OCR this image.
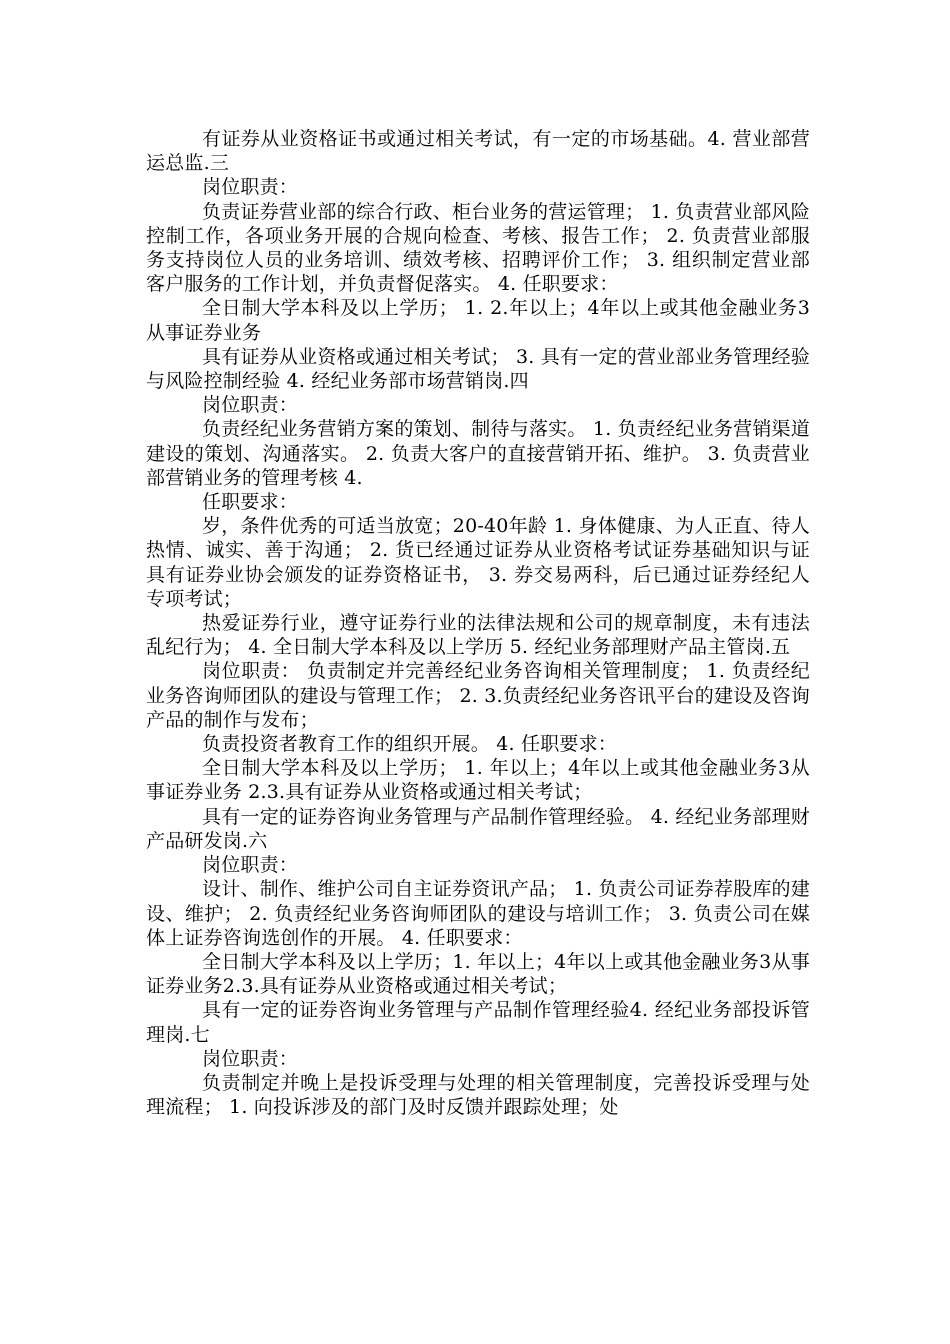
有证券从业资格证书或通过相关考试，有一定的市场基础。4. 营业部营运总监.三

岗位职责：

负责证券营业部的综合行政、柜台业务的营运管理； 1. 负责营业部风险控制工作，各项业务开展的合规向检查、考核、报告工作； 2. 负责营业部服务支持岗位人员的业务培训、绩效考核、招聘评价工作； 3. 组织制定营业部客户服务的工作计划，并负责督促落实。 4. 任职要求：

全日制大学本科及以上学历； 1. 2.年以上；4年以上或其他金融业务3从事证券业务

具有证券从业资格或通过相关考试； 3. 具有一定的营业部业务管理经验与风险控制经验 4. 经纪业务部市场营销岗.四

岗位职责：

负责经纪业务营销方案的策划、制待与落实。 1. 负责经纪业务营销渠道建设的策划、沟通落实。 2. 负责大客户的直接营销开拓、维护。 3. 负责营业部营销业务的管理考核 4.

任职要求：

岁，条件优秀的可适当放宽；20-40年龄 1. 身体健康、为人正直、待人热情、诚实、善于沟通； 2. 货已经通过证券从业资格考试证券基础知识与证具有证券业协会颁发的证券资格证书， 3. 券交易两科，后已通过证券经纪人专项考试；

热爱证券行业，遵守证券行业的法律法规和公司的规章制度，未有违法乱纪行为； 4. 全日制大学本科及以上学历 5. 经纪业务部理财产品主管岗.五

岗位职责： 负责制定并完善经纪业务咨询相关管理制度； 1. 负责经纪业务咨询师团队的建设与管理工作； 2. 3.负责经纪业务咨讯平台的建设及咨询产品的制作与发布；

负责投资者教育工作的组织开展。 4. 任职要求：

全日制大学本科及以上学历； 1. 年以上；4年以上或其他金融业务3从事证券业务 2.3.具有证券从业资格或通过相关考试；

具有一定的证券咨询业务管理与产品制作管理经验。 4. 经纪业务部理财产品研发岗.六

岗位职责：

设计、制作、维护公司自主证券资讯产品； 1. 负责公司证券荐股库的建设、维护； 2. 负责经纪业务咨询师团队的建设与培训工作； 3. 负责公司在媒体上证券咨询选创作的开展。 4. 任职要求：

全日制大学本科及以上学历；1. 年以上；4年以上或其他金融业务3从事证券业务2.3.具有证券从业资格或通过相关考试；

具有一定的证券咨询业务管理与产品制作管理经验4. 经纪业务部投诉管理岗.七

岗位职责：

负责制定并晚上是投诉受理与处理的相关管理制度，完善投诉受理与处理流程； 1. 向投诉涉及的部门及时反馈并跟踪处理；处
_ _ _ _ _ _ _
Requirements =
Copy the records above exactly, omitting every picture.

Written reply =
OCR this image.
有证券从业资格证书或通过相关考试，有一定的市场基础。4. 营业部营运总监.三

岗位职责：

负责证券营业部的综合行政、柜台业务的营运管理； 1. 负责营业部风险控制工作，各项业务开展的合规向检查、考核、报告工作； 2. 负责营业部服务支持岗位人员的业务培训、绩效考核、招聘评价工作； 3. 组织制定营业部客户服务的工作计划，并负责督促落实。 4. 任职要求：

全日制大学本科及以上学历； 1. 2.年以上；4年以上或其他金融业务3从事证券业务

具有证券从业资格或通过相关考试； 3. 具有一定的营业部业务管理经验与风险控制经验 4. 经纪业务部市场营销岗.四

岗位职责：

负责经纪业务营销方案的策划、制待与落实。 1. 负责经纪业务营销渠道建设的策划、沟通落实。 2. 负责大客户的直接营销开拓、维护。 3. 负责营业部营销业务的管理考核 4.

任职要求：

岁，条件优秀的可适当放宽；20-40年龄 1. 身体健康、为人正直、待人热情、诚实、善于沟通； 2. 货已经通过证券从业资格考试证券基础知识与证具有证券业协会颁发的证券资格证书， 3. 券交易两科，后已通过证券经纪人专项考试；

热爱证券行业，遵守证券行业的法律法规和公司的规章制度，未有违法乱纪行为； 4. 全日制大学本科及以上学历 5. 经纪业务部理财产品主管岗.五

岗位职责： 负责制定并完善经纪业务咨询相关管理制度； 1. 负责经纪业务咨询师团队的建设与管理工作； 2. 3.负责经纪业务咨讯平台的建设及咨询产品的制作与发布；

负责投资者教育工作的组织开展。 4. 任职要求：

全日制大学本科及以上学历； 1. 年以上；4年以上或其他金融业务3从事证券业务 2.3.具有证券从业资格或通过相关考试；

具有一定的证券咨询业务管理与产品制作管理经验。 4. 经纪业务部理财产品研发岗.六

岗位职责：

设计、制作、维护公司自主证券资讯产品； 1. 负责公司证券荐股库的建设、维护； 2. 负责经纪业务咨询师团队的建设与培训工作； 3. 负责公司在媒体上证券咨询选创作的开展。 4. 任职要求：

全日制大学本科及以上学历；1. 年以上；4年以上或其他金融业务3从事证券业务2.3.具有证券从业资格或通过相关考试；

具有一定的证券咨询业务管理与产品制作管理经验4. 经纪业务部投诉管理岗.七

岗位职责：

负责制定并晚上是投诉受理与处理的相关管理制度，完善投诉受理与处理流程； 1. 向投诉涉及的部门及时反馈并跟踪处理；处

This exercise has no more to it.